Material provided ▸
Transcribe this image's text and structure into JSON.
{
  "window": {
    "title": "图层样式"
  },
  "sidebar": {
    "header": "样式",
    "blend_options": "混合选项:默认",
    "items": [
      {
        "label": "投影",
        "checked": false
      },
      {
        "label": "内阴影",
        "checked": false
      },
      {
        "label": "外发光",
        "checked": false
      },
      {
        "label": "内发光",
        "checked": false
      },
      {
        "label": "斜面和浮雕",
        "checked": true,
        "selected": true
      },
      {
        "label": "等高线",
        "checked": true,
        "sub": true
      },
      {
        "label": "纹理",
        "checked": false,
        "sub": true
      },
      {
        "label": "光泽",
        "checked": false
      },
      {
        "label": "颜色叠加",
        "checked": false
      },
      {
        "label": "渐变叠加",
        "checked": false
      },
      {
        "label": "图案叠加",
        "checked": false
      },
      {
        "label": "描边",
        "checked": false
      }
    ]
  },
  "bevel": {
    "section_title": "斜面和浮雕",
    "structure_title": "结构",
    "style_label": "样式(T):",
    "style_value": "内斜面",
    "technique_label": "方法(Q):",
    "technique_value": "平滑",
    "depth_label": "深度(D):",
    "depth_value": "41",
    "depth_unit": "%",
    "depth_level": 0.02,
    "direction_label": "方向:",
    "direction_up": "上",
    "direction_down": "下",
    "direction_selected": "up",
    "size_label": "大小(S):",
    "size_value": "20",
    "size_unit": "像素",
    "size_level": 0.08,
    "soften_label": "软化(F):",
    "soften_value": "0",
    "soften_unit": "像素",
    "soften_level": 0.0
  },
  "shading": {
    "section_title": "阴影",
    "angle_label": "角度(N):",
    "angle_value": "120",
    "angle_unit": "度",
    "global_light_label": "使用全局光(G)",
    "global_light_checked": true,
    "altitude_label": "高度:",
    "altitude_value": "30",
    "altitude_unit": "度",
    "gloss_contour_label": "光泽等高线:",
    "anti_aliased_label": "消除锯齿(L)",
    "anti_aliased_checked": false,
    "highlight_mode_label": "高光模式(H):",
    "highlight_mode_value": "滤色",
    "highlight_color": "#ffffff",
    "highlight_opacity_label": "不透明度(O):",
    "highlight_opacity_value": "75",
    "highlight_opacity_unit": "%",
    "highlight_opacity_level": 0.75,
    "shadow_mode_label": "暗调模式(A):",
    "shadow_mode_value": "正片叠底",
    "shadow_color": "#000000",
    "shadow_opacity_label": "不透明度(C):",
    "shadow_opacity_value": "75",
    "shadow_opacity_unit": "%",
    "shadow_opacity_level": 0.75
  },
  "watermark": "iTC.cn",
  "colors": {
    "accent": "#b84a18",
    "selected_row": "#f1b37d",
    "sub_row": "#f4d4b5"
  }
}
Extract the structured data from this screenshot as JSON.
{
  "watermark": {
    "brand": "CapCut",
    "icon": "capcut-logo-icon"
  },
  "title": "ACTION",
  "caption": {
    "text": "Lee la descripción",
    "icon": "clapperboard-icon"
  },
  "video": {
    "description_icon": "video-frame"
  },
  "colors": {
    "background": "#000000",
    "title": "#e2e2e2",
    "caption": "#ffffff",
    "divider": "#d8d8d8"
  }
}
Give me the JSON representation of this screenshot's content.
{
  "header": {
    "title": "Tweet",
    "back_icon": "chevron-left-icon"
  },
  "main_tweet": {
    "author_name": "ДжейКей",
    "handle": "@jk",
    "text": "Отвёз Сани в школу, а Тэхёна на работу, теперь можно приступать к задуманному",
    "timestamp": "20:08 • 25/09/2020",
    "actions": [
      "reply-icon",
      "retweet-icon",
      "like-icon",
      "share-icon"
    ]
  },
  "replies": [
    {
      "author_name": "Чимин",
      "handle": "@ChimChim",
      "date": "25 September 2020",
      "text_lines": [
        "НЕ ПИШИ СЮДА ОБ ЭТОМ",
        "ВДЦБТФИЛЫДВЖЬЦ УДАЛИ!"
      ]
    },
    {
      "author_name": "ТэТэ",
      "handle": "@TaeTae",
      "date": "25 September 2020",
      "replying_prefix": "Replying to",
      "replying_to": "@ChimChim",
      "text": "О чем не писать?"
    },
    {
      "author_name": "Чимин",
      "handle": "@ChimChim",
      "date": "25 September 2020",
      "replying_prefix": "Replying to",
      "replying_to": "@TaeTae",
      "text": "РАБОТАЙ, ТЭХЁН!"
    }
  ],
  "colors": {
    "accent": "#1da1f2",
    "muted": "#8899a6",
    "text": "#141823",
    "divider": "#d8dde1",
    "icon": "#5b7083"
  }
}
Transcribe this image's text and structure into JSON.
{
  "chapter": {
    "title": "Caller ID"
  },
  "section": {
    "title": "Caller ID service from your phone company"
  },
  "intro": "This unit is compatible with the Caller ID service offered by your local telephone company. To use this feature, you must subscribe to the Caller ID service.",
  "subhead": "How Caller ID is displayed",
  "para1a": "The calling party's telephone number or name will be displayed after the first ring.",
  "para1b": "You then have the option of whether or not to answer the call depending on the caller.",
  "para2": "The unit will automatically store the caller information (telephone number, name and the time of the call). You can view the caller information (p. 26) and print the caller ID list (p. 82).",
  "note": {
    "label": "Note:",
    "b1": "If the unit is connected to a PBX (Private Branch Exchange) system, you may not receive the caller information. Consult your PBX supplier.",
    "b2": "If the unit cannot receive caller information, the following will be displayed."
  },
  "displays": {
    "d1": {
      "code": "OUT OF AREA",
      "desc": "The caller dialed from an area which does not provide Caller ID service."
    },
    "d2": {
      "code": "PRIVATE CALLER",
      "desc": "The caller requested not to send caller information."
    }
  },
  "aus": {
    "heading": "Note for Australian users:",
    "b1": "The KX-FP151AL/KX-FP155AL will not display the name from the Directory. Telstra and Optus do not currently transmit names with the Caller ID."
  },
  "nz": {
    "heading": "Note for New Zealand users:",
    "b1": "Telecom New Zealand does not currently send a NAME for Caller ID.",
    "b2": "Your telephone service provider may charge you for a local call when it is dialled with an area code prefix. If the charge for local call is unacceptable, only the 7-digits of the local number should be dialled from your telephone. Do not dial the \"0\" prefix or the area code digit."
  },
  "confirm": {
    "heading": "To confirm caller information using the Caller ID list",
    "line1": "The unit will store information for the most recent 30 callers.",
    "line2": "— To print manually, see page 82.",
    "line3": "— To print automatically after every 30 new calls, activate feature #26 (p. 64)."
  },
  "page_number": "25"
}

Aim ▸ Word for word, quote all of the data above.

Answer to this problem ▸
Transcribe this image's text and structure into JSON.
{
  "window": {
    "title": "图层样式"
  },
  "sidebar": {
    "header": "样式",
    "blend_options": "混合选项:默认",
    "items": [
      {
        "label": "投影",
        "checked": false
      },
      {
        "label": "内阴影",
        "checked": false
      },
      {
        "label": "外发光",
        "checked": false
      },
      {
        "label": "内发光",
        "checked": false
      },
      {
        "label": "斜面和浮雕",
        "checked": true,
        "selected": true
      },
      {
        "label": "等高线",
        "checked": true,
        "sub": true
      },
      {
        "label": "纹理",
        "checked": false,
        "sub": true
      },
      {
        "label": "光泽",
        "checked": false
      },
      {
        "label": "颜色叠加",
        "checked": false
      },
      {
        "label": "渐变叠加",
        "checked": false
      },
      {
        "label": "图案叠加",
        "checked": false
      },
      {
        "label": "描边",
        "checked": false
      }
    ]
  },
  "bevel": {
    "section_title": "斜面和浮雕",
    "structure_title": "结构",
    "style_label": "样式(T):",
    "style_value": "内斜面",
    "technique_label": "方法(Q):",
    "technique_value": "平滑",
    "depth_label": "深度(D):",
    "depth_value": "41",
    "depth_unit": "%",
    "depth_level": 0.02,
    "direction_label": "方向:",
    "direction_up": "上",
    "direction_down": "下",
    "direction_selected": "up",
    "size_label": "大小(S):",
    "size_value": "20",
    "size_unit": "像素",
    "size_level": 0.08,
    "soften_label": "软化(F):",
    "soften_value": "0",
    "soften_unit": "像素",
    "soften_level": 0.0
  },
  "shading": {
    "section_title": "阴影",
    "angle_label": "角度(N):",
    "angle_value": "120",
    "angle_unit": "度",
    "global_light_label": "使用全局光(G)",
    "global_light_checked": true,
    "altitude_label": "高度:",
    "altitude_value": "30",
    "altitude_unit": "度",
    "gloss_contour_label": "光泽等高线:",
    "anti_aliased_label": "消除锯齿(L)",
    "anti_aliased_checked": false,
    "highlight_mode_label": "高光模式(H):",
    "highlight_mode_value": "滤色",
    "highlight_color": "#ffffff",
    "highlight_opacity_label": "不透明度(O):",
    "highlight_opacity_value": "75",
    "highlight_opacity_unit": "%",
    "highlight_opacity_level": 0.75,
    "shadow_mode_label": "暗调模式(A):",
    "shadow_mode_value": "正片叠底",
    "shadow_color": "#000000",
    "shadow_opacity_label": "不透明度(C):",
    "shadow_opacity_value": "75",
    "shadow_opacity_unit": "%",
    "shadow_opacity_level": 0.75
  },
  "watermark": "iTC.cn",
  "colors": {
    "accent": "#b84a18",
    "selected_row": "#f1b37d",
    "sub_row": "#f4d4b5"
  }
}
Extract the structured data from this screenshot as JSON.
{
  "watermark": {
    "brand": "CapCut",
    "icon": "capcut-logo-icon"
  },
  "title": "ACTION",
  "caption": {
    "text": "Lee la descripción",
    "icon": "clapperboard-icon"
  },
  "video": {
    "description_icon": "video-frame"
  },
  "colors": {
    "background": "#000000",
    "title": "#e2e2e2",
    "caption": "#ffffff",
    "divider": "#d8d8d8"
  }
}
Give me the JSON representation of this screenshot's content.
{
  "header": {
    "title": "Tweet",
    "back_icon": "chevron-left-icon"
  },
  "main_tweet": {
    "author_name": "ДжейКей",
    "handle": "@jk",
    "text": "Отвёз Сани в школу, а Тэхёна на работу, теперь можно приступать к задуманному",
    "timestamp": "20:08 • 25/09/2020",
    "actions": [
      "reply-icon",
      "retweet-icon",
      "like-icon",
      "share-icon"
    ]
  },
  "replies": [
    {
      "author_name": "Чимин",
      "handle": "@ChimChim",
      "date": "25 September 2020",
      "text_lines": [
        "НЕ ПИШИ СЮДА ОБ ЭТОМ",
        "ВДЦБТФИЛЫДВЖЬЦ УДАЛИ!"
      ]
    },
    {
      "author_name": "ТэТэ",
      "handle": "@TaeTae",
      "date": "25 September 2020",
      "replying_prefix": "Replying to",
      "replying_to": "@ChimChim",
      "text": "О чем не писать?"
    },
    {
      "author_name": "Чимин",
      "handle": "@ChimChim",
      "date": "25 September 2020",
      "replying_prefix": "Replying to",
      "replying_to": "@TaeTae",
      "text": "РАБОТАЙ, ТЭХЁН!"
    }
  ],
  "colors": {
    "accent": "#1da1f2",
    "muted": "#8899a6",
    "text": "#141823",
    "divider": "#d8dde1",
    "icon": "#5b7083"
  }
}
Transcribe this image's text and structure into JSON.
{
  "chapter": {
    "title": "Caller ID"
  },
  "section": {
    "title": "Caller ID service from your phone company"
  },
  "intro": "This unit is compatible with the Caller ID service offered by your local telephone company. To use this feature, you must subscribe to the Caller ID service.",
  "subhead": "How Caller ID is displayed",
  "para1a": "The calling party's telephone number or name will be displayed after the first ring.",
  "para1b": "You then have the option of whether or not to answer the call depending on the caller.",
  "para2": "The unit will automatically store the caller information (telephone number, name and the time of the call). You can view the caller information (p. 26) and print the caller ID list (p. 82).",
  "note": {
    "label": "Note:",
    "b1": "If the unit is connected to a PBX (Private Branch Exchange) system, you may not receive the caller information. Consult your PBX supplier.",
    "b2": "If the unit cannot receive caller information, the following will be displayed."
  },
  "displays": {
    "d1": {
      "code": "OUT OF AREA",
      "desc": "The caller dialed from an area which does not provide Caller ID service."
    },
    "d2": {
      "code": "PRIVATE CALLER",
      "desc": "The caller requested not to send caller information."
    }
  },
  "aus": {
    "heading": "Note for Australian users:",
    "b1": "The KX-FP151AL/KX-FP155AL will not display the name from the Directory. Telstra and Optus do not currently transmit names with the Caller ID."
  },
  "nz": {
    "heading": "Note for New Zealand users:",
    "b1": "Telecom New Zealand does not currently send a NAME for Caller ID.",
    "b2": "Your telephone service provider may charge you for a local call when it is dialled with an area code prefix. If the charge for local call is unacceptable, only the 7-digits of the local number should be dialled from your telephone. Do not dial the \"0\" prefix or the area code digit."
  },
  "confirm": {
    "heading": "To confirm caller information using the Caller ID list",
    "line1": "The unit will store information for the most recent 30 callers.",
    "line2": "— To print manually, see page 82.",
    "line3": "— To print automatically after every 30 new calls, activate feature #26 (p. 64)."
  },
  "page_number": "25"
}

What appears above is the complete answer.